PROBLEM DESCRIPTION: Find all lines in the records that include the word "ngày", and copy them out.

— start MATERIAL PROVIDED —

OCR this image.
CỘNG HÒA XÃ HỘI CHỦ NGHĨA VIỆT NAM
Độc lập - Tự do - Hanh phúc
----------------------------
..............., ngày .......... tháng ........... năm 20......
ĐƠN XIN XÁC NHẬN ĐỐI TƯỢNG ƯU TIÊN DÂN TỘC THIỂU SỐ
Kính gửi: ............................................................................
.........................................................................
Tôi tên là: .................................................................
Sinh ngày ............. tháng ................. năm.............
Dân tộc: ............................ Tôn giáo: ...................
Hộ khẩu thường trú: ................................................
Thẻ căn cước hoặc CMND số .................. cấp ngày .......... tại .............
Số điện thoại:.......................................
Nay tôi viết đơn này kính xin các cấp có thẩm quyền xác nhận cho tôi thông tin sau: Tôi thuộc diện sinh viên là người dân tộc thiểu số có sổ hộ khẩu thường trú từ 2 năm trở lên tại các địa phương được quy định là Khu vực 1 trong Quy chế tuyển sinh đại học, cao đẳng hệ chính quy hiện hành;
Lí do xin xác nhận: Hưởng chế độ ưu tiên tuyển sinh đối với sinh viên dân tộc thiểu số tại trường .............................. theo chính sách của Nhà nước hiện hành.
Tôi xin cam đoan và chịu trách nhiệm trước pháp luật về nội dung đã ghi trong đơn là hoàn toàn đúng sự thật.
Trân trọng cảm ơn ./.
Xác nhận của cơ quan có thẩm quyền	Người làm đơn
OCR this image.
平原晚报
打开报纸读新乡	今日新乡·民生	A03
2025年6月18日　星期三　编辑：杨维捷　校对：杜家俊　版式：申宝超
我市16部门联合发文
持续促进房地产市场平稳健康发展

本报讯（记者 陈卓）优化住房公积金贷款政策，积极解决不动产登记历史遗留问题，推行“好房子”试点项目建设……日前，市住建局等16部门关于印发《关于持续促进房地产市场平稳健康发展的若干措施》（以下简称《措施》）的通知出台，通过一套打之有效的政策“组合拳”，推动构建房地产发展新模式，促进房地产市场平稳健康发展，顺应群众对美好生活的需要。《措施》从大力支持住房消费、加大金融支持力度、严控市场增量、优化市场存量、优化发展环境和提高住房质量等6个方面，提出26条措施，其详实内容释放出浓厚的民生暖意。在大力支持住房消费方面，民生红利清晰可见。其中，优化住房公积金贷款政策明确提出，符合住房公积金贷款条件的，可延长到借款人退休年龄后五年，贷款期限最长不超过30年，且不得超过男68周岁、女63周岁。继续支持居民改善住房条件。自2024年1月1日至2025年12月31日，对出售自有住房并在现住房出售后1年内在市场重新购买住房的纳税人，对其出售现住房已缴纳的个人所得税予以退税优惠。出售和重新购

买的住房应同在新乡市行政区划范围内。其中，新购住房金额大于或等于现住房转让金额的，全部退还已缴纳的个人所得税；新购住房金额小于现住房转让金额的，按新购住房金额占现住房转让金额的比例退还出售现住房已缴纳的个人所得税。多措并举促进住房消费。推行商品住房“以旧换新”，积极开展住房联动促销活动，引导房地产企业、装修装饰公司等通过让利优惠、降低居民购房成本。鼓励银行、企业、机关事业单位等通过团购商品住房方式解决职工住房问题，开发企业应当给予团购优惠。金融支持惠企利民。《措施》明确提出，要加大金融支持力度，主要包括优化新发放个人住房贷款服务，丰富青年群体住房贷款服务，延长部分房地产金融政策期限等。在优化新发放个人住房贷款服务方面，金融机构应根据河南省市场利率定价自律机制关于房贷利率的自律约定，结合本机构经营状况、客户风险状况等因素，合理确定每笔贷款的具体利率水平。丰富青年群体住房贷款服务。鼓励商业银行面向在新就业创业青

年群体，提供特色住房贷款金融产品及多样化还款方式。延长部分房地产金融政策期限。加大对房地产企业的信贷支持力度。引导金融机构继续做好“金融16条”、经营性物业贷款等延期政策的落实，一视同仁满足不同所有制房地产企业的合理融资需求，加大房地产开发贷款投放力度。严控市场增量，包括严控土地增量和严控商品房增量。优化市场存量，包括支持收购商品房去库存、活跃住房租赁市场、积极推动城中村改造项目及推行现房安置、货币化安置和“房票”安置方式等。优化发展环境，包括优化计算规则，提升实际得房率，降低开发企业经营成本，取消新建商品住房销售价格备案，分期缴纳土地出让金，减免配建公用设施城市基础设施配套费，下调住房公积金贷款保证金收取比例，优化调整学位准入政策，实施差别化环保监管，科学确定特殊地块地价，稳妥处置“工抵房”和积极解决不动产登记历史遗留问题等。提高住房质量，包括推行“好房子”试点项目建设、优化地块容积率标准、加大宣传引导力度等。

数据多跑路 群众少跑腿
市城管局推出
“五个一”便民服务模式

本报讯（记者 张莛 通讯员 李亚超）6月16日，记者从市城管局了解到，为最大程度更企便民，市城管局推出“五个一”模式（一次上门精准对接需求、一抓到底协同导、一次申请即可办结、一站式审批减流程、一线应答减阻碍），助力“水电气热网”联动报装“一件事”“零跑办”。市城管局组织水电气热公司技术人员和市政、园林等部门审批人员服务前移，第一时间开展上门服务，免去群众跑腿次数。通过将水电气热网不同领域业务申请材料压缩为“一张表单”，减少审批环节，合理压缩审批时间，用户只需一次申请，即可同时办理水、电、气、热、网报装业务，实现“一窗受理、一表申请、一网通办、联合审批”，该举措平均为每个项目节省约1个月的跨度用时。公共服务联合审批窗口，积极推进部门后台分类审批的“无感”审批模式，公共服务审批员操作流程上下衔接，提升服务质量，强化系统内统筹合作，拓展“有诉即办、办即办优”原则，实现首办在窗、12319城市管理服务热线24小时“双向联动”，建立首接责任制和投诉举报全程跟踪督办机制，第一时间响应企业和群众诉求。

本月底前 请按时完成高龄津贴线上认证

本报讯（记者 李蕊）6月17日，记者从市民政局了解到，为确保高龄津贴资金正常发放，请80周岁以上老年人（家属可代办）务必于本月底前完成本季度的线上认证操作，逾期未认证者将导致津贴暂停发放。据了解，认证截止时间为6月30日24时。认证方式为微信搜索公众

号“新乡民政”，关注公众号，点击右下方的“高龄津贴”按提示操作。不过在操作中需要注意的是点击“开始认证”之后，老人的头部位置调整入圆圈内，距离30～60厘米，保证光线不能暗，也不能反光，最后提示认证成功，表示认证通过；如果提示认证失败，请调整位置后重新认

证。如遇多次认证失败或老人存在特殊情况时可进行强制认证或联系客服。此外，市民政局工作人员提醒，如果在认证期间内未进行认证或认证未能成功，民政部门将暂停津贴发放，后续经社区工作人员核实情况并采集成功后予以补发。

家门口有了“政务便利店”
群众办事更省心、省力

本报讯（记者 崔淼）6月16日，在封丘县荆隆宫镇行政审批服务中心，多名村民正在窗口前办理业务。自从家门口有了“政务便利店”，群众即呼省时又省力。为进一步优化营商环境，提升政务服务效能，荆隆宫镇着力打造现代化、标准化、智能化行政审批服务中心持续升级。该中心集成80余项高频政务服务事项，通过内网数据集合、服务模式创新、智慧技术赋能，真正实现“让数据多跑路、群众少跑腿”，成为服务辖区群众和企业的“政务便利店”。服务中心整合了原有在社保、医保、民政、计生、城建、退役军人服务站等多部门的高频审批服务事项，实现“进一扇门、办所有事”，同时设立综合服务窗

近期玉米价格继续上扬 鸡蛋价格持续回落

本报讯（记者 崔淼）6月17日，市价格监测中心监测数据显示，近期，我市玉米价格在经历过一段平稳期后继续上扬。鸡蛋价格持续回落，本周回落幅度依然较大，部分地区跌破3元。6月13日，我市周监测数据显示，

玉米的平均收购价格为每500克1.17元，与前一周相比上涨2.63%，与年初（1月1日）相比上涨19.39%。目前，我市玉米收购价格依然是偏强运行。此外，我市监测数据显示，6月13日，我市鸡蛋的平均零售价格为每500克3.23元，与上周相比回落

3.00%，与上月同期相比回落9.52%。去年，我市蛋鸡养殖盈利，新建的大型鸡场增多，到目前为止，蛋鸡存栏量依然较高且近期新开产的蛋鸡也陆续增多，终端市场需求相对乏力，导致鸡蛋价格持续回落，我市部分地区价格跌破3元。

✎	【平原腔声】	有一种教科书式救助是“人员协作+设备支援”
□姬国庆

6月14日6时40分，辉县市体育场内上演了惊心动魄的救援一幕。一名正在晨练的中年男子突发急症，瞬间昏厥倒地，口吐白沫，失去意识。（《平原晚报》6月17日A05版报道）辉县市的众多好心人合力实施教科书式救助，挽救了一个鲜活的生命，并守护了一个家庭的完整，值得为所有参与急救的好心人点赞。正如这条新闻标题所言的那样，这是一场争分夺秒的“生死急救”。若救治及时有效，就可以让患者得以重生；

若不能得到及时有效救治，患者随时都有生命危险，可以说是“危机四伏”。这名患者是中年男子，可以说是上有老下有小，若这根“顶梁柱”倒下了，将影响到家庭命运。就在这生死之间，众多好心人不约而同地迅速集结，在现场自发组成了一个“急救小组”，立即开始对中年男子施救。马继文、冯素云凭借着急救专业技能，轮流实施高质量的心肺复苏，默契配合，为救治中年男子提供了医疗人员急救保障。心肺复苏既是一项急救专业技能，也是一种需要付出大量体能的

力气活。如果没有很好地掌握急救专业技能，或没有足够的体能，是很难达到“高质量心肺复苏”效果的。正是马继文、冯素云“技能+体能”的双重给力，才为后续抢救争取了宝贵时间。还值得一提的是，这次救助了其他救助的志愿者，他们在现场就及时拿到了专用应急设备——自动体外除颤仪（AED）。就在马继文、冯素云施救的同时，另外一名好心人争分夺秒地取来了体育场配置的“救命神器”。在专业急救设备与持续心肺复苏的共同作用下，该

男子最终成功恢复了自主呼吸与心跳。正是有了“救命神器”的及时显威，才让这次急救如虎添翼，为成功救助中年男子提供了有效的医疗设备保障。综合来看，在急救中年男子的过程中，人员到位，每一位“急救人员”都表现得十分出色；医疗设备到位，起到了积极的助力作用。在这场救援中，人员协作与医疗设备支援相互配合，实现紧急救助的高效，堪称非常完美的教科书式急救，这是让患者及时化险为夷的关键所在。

— end MATERIAL PROVIDED —

RESULT FOR THIS TASK:
..............., ngày .......... tháng ........... năm 20......
Sinh ngày ............. tháng ................. năm.............
Thẻ căn cước hoặc CMND số .................. cấp ngày .......... tại .............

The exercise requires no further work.